■ **Challenge**
Check each line of the listing, and copy it if it contains the word "Этот".

===== Provided records =====

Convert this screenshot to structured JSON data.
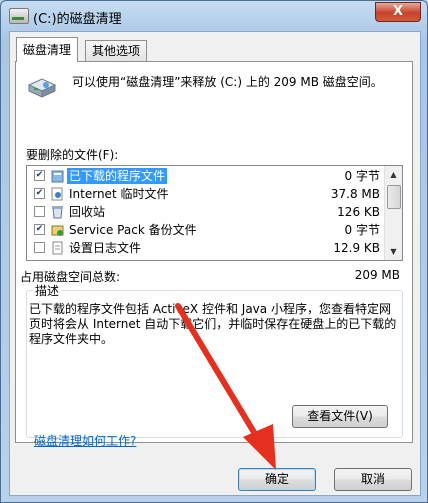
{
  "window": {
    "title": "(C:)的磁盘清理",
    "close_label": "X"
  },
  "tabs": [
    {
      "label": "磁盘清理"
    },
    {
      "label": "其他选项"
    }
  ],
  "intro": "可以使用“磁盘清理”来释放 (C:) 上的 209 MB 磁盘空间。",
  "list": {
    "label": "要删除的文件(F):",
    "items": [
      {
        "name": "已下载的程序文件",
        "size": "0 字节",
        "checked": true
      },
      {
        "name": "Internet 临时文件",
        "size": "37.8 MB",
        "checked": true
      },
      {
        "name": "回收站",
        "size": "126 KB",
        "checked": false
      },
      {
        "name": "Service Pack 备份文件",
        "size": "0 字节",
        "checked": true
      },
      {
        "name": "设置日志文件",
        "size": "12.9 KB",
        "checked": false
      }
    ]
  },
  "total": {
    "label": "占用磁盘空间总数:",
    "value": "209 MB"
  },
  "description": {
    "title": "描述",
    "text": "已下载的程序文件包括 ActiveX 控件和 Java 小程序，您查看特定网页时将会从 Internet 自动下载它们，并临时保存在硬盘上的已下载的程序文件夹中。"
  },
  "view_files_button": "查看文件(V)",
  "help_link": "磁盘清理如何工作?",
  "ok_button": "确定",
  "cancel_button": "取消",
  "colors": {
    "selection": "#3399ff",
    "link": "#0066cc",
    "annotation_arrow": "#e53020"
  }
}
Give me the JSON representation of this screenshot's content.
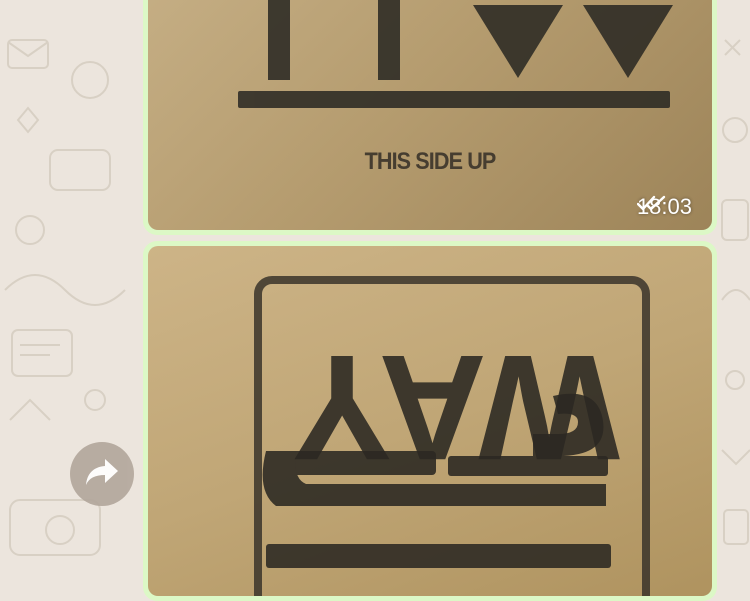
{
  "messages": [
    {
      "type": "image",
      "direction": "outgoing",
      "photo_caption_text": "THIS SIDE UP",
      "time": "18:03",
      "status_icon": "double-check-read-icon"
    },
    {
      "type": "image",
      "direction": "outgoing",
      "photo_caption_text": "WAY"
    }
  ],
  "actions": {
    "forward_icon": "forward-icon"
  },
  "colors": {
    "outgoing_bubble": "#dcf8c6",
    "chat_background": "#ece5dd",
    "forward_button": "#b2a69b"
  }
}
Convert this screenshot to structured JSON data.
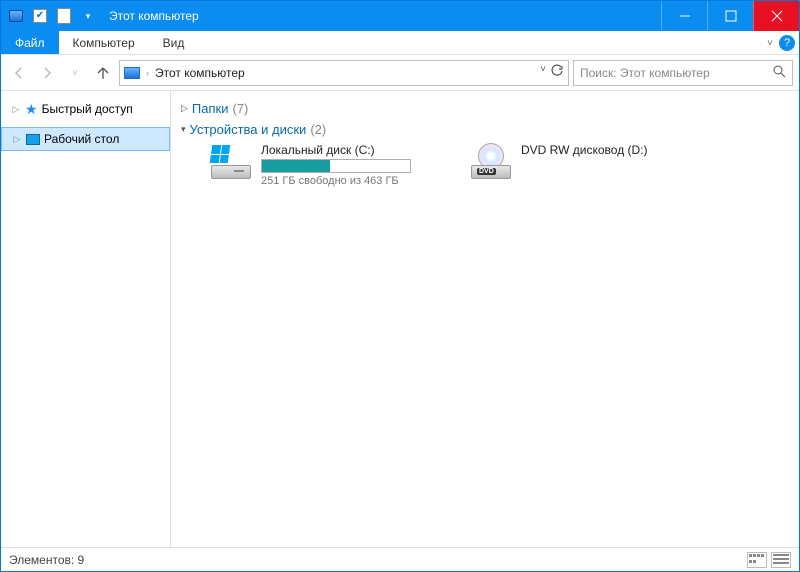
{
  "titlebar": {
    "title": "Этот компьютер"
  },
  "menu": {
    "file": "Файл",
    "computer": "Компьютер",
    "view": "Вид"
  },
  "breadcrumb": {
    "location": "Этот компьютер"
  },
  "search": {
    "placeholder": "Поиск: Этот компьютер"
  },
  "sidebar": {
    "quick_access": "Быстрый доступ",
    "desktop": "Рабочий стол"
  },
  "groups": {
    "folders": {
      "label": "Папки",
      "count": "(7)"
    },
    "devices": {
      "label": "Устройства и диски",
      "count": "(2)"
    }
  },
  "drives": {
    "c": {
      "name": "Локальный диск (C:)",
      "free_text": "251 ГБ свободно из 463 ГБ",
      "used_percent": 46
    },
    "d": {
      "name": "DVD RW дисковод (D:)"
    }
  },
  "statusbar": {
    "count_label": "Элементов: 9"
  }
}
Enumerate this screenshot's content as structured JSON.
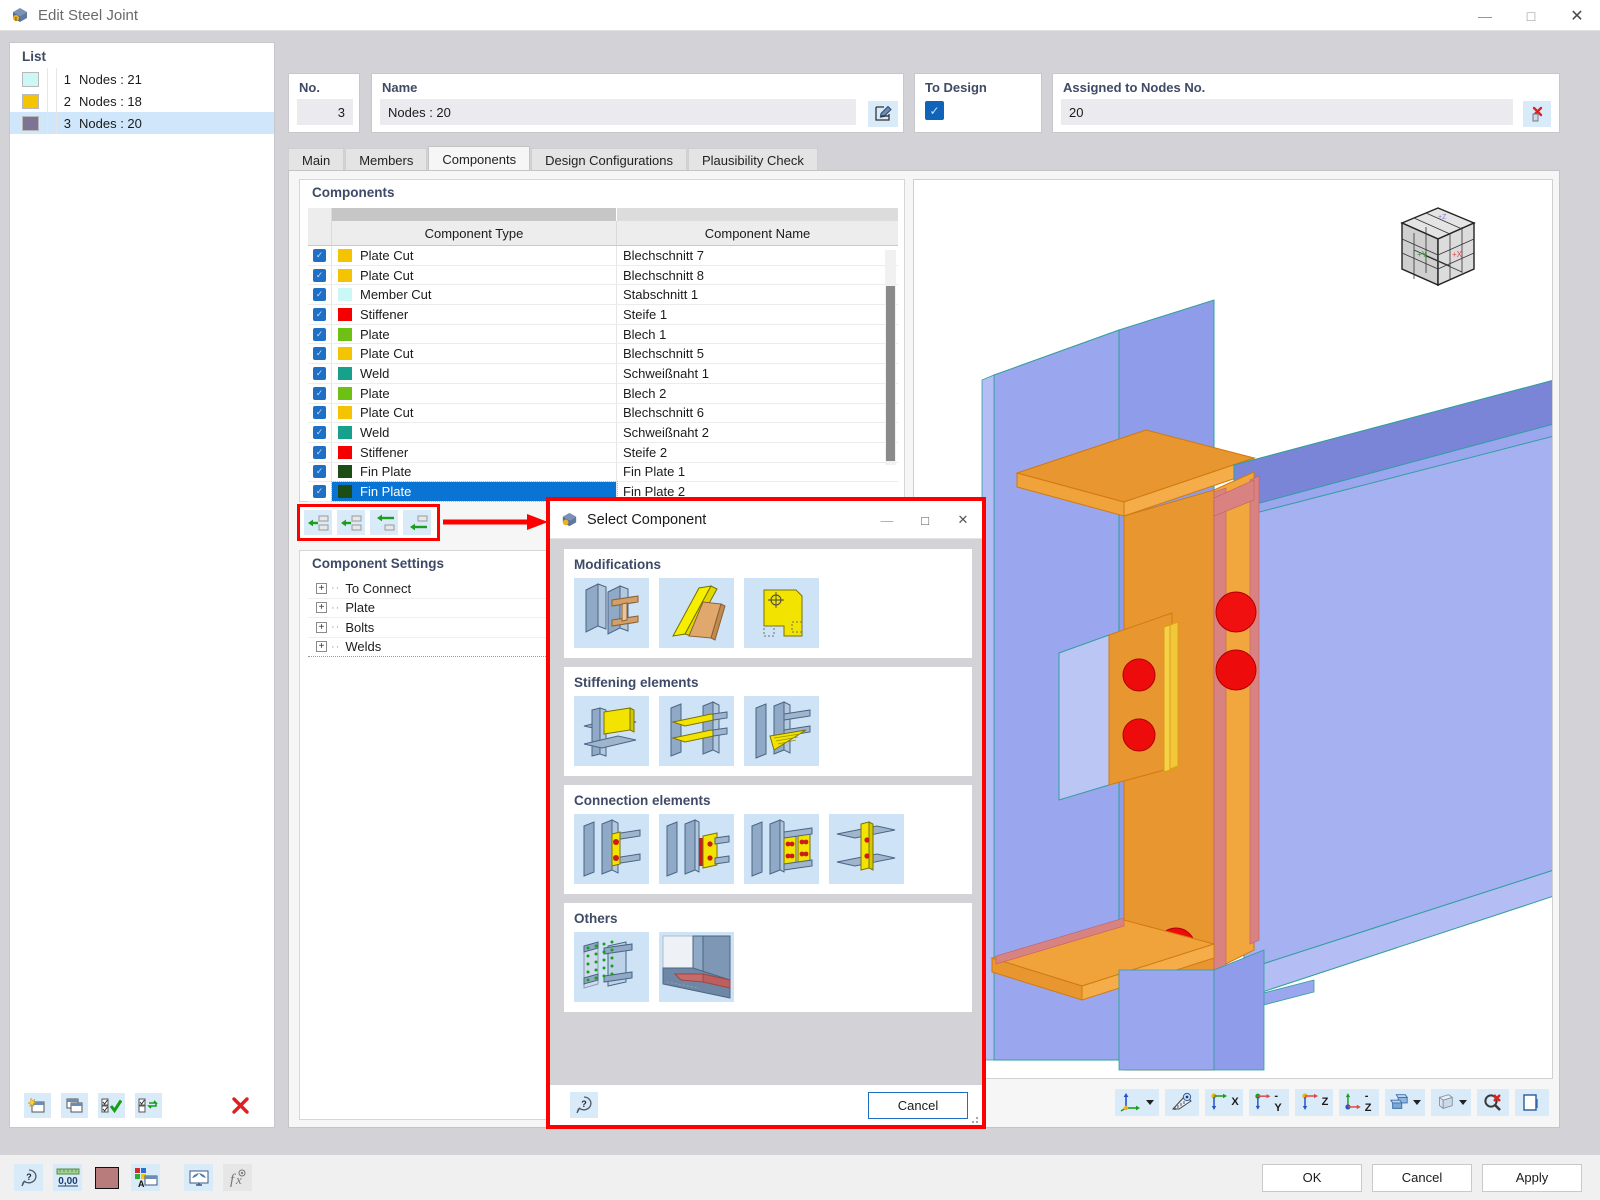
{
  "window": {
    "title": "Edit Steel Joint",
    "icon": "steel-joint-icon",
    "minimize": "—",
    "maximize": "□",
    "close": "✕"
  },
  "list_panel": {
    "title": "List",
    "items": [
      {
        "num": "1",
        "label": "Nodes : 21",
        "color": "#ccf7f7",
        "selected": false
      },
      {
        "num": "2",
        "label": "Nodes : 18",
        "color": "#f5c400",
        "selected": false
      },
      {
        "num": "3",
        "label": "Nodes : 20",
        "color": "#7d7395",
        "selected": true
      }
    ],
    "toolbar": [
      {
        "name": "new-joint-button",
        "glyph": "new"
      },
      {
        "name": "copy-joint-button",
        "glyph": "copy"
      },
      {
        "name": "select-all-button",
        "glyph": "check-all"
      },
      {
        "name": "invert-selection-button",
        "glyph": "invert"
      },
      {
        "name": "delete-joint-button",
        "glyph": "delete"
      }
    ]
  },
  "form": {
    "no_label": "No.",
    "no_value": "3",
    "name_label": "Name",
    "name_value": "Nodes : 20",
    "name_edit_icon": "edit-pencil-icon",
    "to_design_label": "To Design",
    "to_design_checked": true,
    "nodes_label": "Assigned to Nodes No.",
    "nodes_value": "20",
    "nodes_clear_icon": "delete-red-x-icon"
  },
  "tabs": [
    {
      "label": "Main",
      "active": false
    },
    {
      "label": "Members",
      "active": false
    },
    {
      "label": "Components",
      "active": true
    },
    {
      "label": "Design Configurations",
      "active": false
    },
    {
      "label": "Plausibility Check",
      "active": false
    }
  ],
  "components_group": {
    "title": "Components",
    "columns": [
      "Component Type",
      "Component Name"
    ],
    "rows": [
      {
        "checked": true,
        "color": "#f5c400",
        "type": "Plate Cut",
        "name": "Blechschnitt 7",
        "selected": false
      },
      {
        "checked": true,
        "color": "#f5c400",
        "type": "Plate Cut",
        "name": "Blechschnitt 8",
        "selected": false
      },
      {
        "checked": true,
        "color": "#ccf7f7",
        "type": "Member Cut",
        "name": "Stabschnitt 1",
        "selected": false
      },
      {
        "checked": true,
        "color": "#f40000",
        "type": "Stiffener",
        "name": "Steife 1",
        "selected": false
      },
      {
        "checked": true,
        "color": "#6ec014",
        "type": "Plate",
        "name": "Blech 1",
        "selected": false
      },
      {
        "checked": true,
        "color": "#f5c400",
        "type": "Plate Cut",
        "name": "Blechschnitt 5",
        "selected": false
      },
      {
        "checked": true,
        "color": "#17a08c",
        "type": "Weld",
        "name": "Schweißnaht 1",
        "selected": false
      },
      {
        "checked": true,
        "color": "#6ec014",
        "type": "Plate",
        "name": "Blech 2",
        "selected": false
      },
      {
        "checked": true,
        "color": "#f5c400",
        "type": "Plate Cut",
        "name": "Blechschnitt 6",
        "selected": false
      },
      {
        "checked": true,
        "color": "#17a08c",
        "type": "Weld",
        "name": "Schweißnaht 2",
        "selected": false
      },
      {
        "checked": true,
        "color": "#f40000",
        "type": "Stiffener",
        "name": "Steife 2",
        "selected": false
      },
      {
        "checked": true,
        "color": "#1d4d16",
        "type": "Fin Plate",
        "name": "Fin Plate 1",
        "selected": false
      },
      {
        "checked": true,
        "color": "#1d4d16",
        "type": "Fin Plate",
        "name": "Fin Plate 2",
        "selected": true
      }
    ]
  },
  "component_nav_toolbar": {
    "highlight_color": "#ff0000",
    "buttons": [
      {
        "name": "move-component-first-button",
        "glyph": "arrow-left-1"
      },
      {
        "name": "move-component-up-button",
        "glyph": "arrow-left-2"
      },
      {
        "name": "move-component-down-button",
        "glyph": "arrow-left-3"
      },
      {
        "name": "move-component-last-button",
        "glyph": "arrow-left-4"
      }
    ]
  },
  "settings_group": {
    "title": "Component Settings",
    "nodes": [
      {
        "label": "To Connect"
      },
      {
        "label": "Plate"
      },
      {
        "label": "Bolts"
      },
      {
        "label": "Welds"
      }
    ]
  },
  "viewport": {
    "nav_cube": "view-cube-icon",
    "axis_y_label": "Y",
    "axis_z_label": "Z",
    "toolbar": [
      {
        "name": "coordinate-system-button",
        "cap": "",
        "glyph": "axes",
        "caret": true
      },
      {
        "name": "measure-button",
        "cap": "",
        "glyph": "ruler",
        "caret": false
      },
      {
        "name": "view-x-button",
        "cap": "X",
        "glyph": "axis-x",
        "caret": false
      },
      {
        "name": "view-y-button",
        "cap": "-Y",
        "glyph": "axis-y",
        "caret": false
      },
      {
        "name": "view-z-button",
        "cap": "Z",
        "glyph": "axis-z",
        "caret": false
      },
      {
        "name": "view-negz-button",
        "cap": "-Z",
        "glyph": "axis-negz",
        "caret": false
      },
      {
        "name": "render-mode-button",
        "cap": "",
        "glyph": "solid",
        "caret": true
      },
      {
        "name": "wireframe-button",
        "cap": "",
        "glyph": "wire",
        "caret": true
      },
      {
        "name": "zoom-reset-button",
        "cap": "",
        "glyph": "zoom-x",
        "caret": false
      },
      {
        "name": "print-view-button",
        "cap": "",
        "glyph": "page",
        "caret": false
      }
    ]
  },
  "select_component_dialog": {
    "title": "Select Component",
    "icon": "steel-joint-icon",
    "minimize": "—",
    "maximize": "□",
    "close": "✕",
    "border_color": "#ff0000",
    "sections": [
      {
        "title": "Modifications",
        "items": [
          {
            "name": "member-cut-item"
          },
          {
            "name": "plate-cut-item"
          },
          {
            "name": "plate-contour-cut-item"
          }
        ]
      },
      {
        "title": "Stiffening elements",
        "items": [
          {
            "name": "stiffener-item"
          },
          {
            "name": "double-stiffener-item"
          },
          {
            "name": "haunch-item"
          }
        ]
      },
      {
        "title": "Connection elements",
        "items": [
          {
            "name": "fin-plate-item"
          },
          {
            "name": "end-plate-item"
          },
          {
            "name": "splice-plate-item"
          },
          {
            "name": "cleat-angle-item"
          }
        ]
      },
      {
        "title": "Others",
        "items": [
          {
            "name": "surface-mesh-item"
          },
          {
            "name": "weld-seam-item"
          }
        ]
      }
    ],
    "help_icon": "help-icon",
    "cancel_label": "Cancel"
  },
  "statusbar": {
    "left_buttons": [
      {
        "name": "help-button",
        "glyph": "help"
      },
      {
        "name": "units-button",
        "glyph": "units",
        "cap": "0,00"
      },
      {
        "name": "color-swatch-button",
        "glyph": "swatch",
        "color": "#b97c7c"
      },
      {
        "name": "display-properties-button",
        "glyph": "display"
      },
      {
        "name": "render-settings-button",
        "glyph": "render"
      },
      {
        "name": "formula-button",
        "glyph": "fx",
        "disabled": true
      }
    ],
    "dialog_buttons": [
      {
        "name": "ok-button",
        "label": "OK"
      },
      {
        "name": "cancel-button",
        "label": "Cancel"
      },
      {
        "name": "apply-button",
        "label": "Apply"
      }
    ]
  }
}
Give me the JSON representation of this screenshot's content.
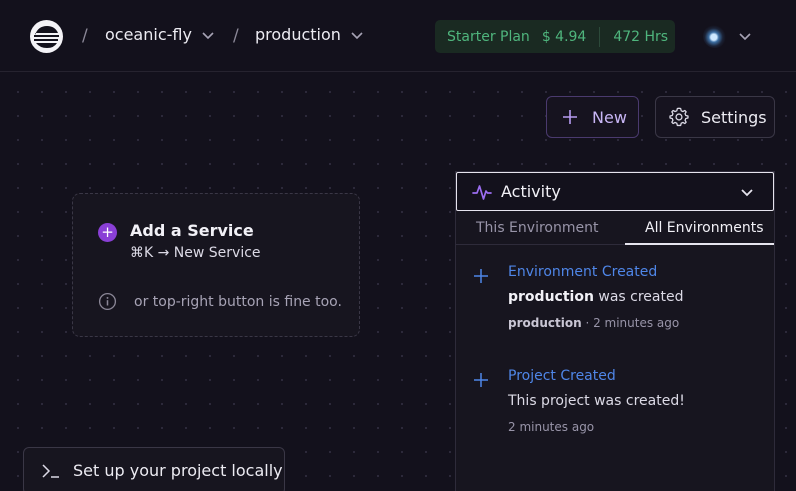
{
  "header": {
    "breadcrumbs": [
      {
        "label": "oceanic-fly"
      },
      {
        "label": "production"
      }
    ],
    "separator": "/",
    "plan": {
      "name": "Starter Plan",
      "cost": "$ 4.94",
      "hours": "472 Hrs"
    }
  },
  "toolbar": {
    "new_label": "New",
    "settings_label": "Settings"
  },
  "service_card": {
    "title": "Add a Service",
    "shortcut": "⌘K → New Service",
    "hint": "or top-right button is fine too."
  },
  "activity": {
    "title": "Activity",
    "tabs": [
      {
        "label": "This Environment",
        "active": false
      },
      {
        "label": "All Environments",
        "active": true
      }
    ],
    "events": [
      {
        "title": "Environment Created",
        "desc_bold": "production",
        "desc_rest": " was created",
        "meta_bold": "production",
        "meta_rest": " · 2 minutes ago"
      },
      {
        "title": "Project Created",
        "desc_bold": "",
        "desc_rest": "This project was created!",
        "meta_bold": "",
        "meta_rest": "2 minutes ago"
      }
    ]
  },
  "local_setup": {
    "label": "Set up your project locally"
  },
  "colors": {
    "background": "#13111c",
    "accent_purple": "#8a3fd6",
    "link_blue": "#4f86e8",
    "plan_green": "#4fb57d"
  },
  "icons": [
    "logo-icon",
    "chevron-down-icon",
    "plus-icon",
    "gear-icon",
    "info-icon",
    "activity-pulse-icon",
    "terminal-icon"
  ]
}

=====

■ **Solution below**
    "title": "Этот компьютер"
    "location": "Этот компьютер"
    "placeholder": "Поиск: Этот компьютер"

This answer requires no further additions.